* Provided information
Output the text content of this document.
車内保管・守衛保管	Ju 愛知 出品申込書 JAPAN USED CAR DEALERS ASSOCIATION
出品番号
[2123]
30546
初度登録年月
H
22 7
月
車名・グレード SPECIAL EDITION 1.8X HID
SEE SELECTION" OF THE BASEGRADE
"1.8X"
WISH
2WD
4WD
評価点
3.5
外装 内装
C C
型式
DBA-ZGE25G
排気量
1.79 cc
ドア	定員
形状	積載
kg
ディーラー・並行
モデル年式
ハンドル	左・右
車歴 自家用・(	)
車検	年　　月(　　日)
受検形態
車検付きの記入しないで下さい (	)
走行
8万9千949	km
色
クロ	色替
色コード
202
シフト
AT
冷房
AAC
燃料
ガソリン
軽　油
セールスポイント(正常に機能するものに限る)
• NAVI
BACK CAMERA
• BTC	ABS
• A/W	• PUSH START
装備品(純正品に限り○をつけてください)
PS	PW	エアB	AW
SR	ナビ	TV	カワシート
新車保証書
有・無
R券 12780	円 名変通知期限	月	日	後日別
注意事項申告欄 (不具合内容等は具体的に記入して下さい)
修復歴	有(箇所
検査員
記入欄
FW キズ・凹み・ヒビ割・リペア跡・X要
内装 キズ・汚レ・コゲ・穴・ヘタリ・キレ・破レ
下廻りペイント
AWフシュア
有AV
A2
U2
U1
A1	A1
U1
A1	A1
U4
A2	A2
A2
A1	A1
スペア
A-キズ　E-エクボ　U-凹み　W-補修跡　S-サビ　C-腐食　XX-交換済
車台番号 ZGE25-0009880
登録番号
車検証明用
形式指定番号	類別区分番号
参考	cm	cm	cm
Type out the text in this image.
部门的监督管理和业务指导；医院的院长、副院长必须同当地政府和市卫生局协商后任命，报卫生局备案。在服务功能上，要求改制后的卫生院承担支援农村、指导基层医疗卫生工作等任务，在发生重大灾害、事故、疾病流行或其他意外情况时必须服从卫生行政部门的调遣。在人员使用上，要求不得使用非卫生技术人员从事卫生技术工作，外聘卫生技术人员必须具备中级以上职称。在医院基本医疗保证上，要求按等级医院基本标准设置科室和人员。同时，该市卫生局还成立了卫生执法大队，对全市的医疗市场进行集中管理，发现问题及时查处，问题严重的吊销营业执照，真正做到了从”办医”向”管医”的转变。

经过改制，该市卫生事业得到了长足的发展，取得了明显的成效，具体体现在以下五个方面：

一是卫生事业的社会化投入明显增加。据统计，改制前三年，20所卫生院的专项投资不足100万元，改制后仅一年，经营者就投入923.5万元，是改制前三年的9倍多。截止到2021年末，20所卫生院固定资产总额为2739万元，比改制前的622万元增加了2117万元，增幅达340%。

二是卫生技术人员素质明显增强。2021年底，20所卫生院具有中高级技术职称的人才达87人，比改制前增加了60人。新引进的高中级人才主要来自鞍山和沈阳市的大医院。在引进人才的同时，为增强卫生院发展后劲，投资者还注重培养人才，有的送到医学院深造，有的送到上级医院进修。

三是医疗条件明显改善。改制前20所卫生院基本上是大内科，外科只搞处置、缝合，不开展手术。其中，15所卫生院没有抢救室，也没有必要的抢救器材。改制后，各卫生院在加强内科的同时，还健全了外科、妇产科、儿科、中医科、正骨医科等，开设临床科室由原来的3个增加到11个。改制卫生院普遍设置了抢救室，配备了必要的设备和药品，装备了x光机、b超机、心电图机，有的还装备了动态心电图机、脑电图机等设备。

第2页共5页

* What to produce
Repeat the records above in full, character for character.

* Result for this exercise
Output the text content of this document.
車内保管・守衛保管	Ju 愛知 出品申込書 JAPAN USED CAR DEALERS ASSOCIATION
出品番号
[2123]
30546
初度登録年月
H
22 7
月
車名・グレード SPECIAL EDITION 1.8X HID
SEE SELECTION" OF THE BASEGRADE
"1.8X"
WISH
2WD
4WD
評価点
3.5
外装 内装
C C
型式
DBA-ZGE25G
排気量
1.79 cc
ドア	定員
形状	積載
kg
ディーラー・並行
モデル年式
ハンドル	左・右
車歴 自家用・(	)
車検	年　　月(　　日)
受検形態
車検付きの記入しないで下さい (	)
走行
8万9千949	km
色
クロ	色替
色コード
202
シフト
AT
冷房
AAC
燃料
ガソリン
軽　油
セールスポイント(正常に機能するものに限る)
• NAVI
BACK CAMERA
• BTC	ABS
• A/W	• PUSH START
装備品(純正品に限り○をつけてください)
PS	PW	エアB	AW
SR	ナビ	TV	カワシート
新車保証書
有・無
R券 12780	円 名変通知期限	月	日	後日別
注意事項申告欄 (不具合内容等は具体的に記入して下さい)
修復歴	有(箇所
検査員
記入欄
FW キズ・凹み・ヒビ割・リペア跡・X要
内装 キズ・汚レ・コゲ・穴・ヘタリ・キレ・破レ
下廻りペイント
AWフシュア
有AV
A2
U2
U1
A1	A1
U1
A1	A1
U4
A2	A2
A2
A1	A1
スペア
A-キズ　E-エクボ　U-凹み　W-補修跡　S-サビ　C-腐食　XX-交換済
車台番号 ZGE25-0009880
登録番号
車検証明用
形式指定番号	類別区分番号
参考	cm	cm	cm
Type out the text in this image.
部门的监督管理和业务指导；医院的院长、副院长必须同当地政府和市卫生局协商后任命，报卫生局备案。在服务功能上，要求改制后的卫生院承担支援农村、指导基层医疗卫生工作等任务，在发生重大灾害、事故、疾病流行或其他意外情况时必须服从卫生行政部门的调遣。在人员使用上，要求不得使用非卫生技术人员从事卫生技术工作，外聘卫生技术人员必须具备中级以上职称。在医院基本医疗保证上，要求按等级医院基本标准设置科室和人员。同时，该市卫生局还成立了卫生执法大队，对全市的医疗市场进行集中管理，发现问题及时查处，问题严重的吊销营业执照，真正做到了从”办医”向”管医”的转变。

经过改制，该市卫生事业得到了长足的发展，取得了明显的成效，具体体现在以下五个方面：

一是卫生事业的社会化投入明显增加。据统计，改制前三年，20所卫生院的专项投资不足100万元，改制后仅一年，经营者就投入923.5万元，是改制前三年的9倍多。截止到2021年末，20所卫生院固定资产总额为2739万元，比改制前的622万元增加了2117万元，增幅达340%。

二是卫生技术人员素质明显增强。2021年底，20所卫生院具有中高级技术职称的人才达87人，比改制前增加了60人。新引进的高中级人才主要来自鞍山和沈阳市的大医院。在引进人才的同时，为增强卫生院发展后劲，投资者还注重培养人才，有的送到医学院深造，有的送到上级医院进修。

三是医疗条件明显改善。改制前20所卫生院基本上是大内科，外科只搞处置、缝合，不开展手术。其中，15所卫生院没有抢救室，也没有必要的抢救器材。改制后，各卫生院在加强内科的同时，还健全了外科、妇产科、儿科、中医科、正骨医科等，开设临床科室由原来的3个增加到11个。改制卫生院普遍设置了抢救室，配备了必要的设备和药品，装备了x光机、b超机、心电图机，有的还装备了动态心电图机、脑电图机等设备。

第2页共5页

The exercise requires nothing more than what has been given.